Problem requirements
Write out the listing exactly as it is given.

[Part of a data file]
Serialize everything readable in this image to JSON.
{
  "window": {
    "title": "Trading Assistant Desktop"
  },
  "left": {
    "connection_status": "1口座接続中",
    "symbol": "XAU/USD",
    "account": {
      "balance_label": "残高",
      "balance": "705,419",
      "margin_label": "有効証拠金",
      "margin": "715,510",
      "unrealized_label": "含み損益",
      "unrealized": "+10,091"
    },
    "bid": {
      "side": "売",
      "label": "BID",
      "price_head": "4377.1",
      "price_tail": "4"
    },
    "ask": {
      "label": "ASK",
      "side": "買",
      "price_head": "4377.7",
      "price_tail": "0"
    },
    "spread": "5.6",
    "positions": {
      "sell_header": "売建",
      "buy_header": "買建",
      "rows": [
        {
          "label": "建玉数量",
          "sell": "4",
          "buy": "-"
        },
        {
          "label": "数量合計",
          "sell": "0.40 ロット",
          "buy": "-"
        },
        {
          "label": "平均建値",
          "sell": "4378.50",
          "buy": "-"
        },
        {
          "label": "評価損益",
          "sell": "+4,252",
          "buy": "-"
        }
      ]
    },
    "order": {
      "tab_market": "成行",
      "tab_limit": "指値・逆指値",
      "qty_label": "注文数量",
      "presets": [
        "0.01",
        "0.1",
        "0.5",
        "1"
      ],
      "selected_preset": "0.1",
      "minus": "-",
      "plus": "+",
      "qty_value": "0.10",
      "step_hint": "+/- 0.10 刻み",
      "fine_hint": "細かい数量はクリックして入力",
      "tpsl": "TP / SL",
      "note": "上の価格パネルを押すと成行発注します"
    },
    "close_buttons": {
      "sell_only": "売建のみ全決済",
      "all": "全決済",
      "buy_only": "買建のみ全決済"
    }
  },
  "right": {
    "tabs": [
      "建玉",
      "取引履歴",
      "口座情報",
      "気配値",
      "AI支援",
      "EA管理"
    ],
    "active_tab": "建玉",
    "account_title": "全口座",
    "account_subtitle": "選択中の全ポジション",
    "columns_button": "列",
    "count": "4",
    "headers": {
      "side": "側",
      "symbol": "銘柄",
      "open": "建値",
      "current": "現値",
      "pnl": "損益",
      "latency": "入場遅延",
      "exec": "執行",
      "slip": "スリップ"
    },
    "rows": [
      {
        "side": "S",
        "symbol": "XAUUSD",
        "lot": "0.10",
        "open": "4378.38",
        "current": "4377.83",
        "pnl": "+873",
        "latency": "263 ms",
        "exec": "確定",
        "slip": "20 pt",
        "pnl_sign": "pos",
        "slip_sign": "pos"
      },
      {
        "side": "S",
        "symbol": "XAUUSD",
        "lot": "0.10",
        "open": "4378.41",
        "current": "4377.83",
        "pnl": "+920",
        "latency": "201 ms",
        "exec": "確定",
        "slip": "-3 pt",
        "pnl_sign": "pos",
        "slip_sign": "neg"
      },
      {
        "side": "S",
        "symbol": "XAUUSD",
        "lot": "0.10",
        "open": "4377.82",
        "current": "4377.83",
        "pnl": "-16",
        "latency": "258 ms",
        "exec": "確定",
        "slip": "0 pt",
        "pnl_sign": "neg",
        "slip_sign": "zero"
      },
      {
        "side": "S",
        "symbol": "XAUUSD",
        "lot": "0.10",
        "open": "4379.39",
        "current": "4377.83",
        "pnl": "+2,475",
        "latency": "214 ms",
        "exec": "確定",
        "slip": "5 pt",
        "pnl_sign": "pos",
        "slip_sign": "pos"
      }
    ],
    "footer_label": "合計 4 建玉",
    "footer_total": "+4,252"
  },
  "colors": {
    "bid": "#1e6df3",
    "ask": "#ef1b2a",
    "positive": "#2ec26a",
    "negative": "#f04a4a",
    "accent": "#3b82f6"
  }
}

Correct answer
Serialize everything readable in this image to JSON.
{
  "window": {
    "title": "Trading Assistant Desktop"
  },
  "left": {
    "connection_status": "1口座接続中",
    "symbol": "XAU/USD",
    "account": {
      "balance_label": "残高",
      "balance": "705,419",
      "margin_label": "有効証拠金",
      "margin": "715,510",
      "unrealized_label": "含み損益",
      "unrealized": "+10,091"
    },
    "bid": {
      "side": "売",
      "label": "BID",
      "price_head": "4377.1",
      "price_tail": "4"
    },
    "ask": {
      "label": "ASK",
      "side": "買",
      "price_head": "4377.7",
      "price_tail": "0"
    },
    "spread": "5.6",
    "positions": {
      "sell_header": "売建",
      "buy_header": "買建",
      "rows": [
        {
          "label": "建玉数量",
          "sell": "4",
          "buy": "-"
        },
        {
          "label": "数量合計",
          "sell": "0.40 ロット",
          "buy": "-"
        },
        {
          "label": "平均建値",
          "sell": "4378.50",
          "buy": "-"
        },
        {
          "label": "評価損益",
          "sell": "+4,252",
          "buy": "-"
        }
      ]
    },
    "order": {
      "tab_market": "成行",
      "tab_limit": "指値・逆指値",
      "qty_label": "注文数量",
      "presets": [
        "0.01",
        "0.1",
        "0.5",
        "1"
      ],
      "selected_preset": "0.1",
      "minus": "-",
      "plus": "+",
      "qty_value": "0.10",
      "step_hint": "+/- 0.10 刻み",
      "fine_hint": "細かい数量はクリックして入力",
      "tpsl": "TP / SL",
      "note": "上の価格パネルを押すと成行発注します"
    },
    "close_buttons": {
      "sell_only": "売建のみ全決済",
      "all": "全決済",
      "buy_only": "買建のみ全決済"
    }
  },
  "right": {
    "tabs": [
      "建玉",
      "取引履歴",
      "口座情報",
      "気配値",
      "AI支援",
      "EA管理"
    ],
    "active_tab": "建玉",
    "account_title": "全口座",
    "account_subtitle": "選択中の全ポジション",
    "columns_button": "列",
    "count": "4",
    "headers": {
      "side": "側",
      "symbol": "銘柄",
      "open": "建値",
      "current": "現値",
      "pnl": "損益",
      "latency": "入場遅延",
      "exec": "執行",
      "slip": "スリップ"
    },
    "rows": [
      {
        "side": "S",
        "symbol": "XAUUSD",
        "lot": "0.10",
        "open": "4378.38",
        "current": "4377.83",
        "pnl": "+873",
        "latency": "263 ms",
        "exec": "確定",
        "slip": "20 pt",
        "pnl_sign": "pos",
        "slip_sign": "pos"
      },
      {
        "side": "S",
        "symbol": "XAUUSD",
        "lot": "0.10",
        "open": "4378.41",
        "current": "4377.83",
        "pnl": "+920",
        "latency": "201 ms",
        "exec": "確定",
        "slip": "-3 pt",
        "pnl_sign": "pos",
        "slip_sign": "neg"
      },
      {
        "side": "S",
        "symbol": "XAUUSD",
        "lot": "0.10",
        "open": "4377.82",
        "current": "4377.83",
        "pnl": "-16",
        "latency": "258 ms",
        "exec": "確定",
        "slip": "0 pt",
        "pnl_sign": "neg",
        "slip_sign": "zero"
      },
      {
        "side": "S",
        "symbol": "XAUUSD",
        "lot": "0.10",
        "open": "4379.39",
        "current": "4377.83",
        "pnl": "+2,475",
        "latency": "214 ms",
        "exec": "確定",
        "slip": "5 pt",
        "pnl_sign": "pos",
        "slip_sign": "pos"
      }
    ],
    "footer_label": "合計 4 建玉",
    "footer_total": "+4,252"
  },
  "colors": {
    "bid": "#1e6df3",
    "ask": "#ef1b2a",
    "positive": "#2ec26a",
    "negative": "#f04a4a",
    "accent": "#3b82f6"
  }
}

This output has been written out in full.